## Stated problem
Find each line with the string "Filho" and report it.

══ Data for processing

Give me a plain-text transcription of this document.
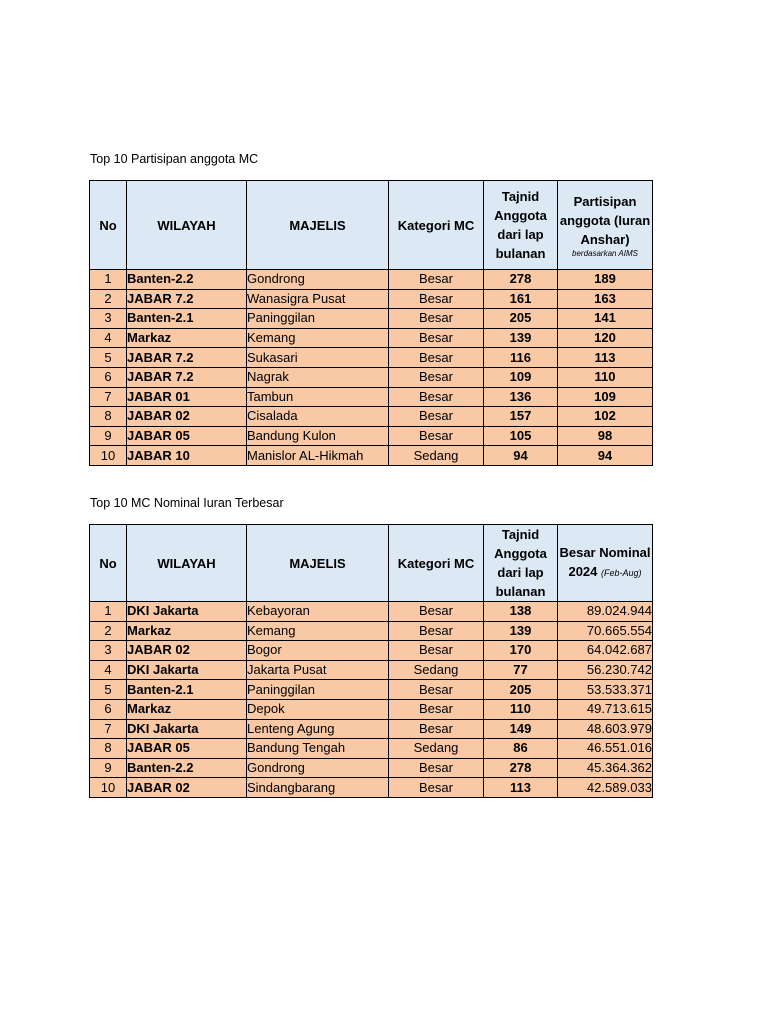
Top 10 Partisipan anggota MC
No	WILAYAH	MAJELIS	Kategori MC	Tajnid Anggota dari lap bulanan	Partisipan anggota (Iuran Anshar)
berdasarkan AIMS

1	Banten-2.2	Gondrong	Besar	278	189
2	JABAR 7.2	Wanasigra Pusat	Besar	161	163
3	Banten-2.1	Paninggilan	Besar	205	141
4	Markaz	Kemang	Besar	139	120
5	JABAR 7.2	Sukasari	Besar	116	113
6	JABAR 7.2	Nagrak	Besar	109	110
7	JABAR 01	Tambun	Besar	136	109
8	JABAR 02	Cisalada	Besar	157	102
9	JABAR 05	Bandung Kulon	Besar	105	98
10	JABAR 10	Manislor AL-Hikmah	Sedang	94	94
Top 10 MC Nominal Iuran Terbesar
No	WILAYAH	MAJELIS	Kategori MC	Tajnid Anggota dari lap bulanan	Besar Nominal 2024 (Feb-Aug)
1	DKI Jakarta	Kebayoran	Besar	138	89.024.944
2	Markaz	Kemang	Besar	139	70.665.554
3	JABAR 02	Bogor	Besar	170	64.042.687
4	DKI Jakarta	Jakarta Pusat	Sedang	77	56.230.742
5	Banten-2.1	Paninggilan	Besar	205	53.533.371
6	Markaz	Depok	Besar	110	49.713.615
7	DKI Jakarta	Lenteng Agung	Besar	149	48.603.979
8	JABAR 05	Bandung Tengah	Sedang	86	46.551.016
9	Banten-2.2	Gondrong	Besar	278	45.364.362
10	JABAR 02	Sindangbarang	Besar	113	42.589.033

════
══ Data for processing

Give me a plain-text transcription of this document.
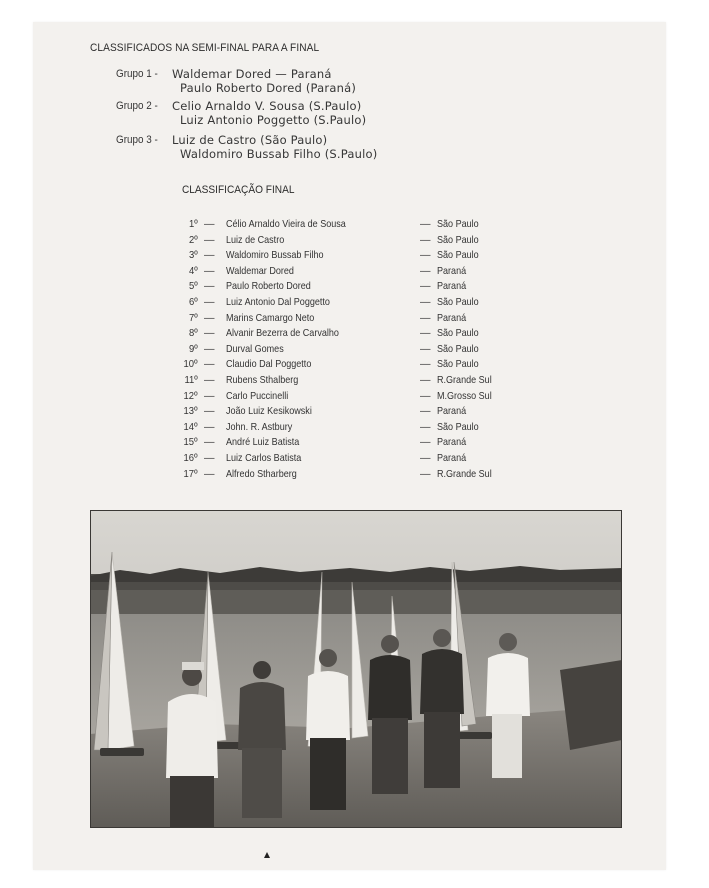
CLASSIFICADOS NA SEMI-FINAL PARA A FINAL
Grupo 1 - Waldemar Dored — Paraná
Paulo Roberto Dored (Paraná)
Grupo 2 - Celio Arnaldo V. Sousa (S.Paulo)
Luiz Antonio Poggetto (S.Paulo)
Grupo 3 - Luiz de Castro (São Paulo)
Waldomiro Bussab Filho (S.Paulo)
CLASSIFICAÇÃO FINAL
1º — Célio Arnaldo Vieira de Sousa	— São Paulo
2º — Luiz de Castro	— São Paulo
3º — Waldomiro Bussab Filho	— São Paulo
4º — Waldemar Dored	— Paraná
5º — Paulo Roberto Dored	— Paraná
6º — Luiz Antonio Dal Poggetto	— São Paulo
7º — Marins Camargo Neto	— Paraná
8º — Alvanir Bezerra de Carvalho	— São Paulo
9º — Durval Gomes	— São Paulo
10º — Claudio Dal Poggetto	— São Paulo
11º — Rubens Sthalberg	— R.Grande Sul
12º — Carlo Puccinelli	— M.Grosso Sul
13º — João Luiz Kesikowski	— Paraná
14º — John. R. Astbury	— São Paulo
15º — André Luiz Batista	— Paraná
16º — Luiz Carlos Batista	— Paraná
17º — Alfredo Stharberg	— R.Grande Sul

════

## Solution for this task
Waldomiro Bussab Filho (S.Paulo)
3º — Waldomiro Bussab Filho	— São Paulo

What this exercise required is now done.